DIRECTION:
Pick out all lines in the listing holding the string "zainteresowania" and copy them.

RECORDED INFORMATION:
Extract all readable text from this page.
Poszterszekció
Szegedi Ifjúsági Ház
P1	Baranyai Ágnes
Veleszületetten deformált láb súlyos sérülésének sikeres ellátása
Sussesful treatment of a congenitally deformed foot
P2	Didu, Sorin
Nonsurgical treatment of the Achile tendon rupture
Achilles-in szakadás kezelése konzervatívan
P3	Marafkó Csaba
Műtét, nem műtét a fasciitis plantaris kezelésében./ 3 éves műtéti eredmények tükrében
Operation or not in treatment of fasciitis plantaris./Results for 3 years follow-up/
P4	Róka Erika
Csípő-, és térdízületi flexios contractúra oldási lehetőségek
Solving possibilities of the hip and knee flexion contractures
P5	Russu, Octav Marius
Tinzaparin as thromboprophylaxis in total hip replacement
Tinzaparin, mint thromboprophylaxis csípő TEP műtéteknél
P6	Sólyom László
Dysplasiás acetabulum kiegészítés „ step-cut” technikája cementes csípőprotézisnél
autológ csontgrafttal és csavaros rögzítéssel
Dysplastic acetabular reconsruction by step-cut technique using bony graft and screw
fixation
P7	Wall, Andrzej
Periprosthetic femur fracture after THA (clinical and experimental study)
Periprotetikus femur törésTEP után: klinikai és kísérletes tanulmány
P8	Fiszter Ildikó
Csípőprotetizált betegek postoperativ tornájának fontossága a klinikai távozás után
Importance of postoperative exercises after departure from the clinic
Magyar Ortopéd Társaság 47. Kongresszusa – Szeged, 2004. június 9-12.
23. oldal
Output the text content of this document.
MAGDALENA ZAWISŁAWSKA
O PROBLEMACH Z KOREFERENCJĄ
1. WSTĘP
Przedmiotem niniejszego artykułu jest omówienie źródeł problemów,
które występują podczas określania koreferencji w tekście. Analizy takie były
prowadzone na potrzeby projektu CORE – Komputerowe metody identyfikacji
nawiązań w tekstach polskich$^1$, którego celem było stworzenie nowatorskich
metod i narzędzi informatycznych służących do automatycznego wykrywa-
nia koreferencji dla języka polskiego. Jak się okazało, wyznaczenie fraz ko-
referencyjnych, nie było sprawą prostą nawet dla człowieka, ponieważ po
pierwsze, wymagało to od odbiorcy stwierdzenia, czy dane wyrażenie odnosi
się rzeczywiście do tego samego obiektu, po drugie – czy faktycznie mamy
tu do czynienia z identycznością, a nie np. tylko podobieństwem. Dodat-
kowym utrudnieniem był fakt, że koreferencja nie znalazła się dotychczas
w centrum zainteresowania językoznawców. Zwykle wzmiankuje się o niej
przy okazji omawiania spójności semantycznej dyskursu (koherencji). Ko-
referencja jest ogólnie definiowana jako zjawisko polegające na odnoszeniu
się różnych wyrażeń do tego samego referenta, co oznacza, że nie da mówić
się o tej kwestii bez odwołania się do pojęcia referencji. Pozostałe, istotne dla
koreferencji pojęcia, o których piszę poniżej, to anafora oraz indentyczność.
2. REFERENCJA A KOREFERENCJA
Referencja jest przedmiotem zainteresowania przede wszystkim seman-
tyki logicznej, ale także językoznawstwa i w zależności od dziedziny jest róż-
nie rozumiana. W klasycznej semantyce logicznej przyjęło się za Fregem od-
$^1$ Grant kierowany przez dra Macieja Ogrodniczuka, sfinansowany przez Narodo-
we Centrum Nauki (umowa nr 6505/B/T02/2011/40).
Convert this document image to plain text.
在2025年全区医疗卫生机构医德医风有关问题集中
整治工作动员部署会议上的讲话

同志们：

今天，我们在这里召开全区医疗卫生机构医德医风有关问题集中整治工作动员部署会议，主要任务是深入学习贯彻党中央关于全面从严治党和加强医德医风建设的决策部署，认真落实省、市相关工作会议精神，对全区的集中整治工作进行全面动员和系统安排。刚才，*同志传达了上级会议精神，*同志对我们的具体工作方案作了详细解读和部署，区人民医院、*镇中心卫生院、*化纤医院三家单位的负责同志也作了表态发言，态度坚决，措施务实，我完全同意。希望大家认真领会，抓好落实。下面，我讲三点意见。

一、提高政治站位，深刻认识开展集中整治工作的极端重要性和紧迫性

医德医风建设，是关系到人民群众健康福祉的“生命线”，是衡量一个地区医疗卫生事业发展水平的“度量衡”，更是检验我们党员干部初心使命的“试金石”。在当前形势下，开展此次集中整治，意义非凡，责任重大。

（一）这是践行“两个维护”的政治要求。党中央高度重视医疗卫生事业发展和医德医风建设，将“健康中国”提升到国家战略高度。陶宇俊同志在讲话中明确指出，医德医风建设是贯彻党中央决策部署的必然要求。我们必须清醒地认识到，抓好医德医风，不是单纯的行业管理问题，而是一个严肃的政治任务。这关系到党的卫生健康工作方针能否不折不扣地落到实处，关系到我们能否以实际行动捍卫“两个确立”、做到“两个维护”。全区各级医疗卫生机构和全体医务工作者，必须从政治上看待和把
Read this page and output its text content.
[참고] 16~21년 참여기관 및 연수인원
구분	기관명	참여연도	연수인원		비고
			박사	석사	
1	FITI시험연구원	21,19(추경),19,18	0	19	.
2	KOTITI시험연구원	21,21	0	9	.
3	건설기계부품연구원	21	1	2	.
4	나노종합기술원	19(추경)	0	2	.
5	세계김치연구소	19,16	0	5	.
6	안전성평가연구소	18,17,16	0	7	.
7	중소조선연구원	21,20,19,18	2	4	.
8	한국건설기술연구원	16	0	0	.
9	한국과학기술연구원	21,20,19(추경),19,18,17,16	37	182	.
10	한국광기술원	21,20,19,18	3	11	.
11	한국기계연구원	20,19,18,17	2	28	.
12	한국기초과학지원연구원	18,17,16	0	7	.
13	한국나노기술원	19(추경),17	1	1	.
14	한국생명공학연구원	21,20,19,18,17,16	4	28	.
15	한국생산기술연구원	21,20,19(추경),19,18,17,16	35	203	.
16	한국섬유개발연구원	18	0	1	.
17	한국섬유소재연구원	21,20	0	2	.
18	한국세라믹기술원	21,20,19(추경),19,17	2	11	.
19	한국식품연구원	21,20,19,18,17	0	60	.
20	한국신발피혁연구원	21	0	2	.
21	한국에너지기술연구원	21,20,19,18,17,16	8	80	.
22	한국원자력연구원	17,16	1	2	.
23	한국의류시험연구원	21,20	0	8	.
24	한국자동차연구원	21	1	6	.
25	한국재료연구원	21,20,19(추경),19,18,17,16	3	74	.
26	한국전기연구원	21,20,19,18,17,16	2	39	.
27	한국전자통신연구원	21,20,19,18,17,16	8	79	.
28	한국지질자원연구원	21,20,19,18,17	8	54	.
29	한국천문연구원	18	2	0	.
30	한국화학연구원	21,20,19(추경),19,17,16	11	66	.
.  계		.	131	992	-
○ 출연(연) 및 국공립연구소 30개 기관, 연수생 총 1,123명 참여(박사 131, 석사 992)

TASK RESPONSE:
w centrum zainteresowania językoznawców. Zwykle wzmiankuje się o niej
Referencja jest przedmiotem zainteresowania przede wszystkim seman-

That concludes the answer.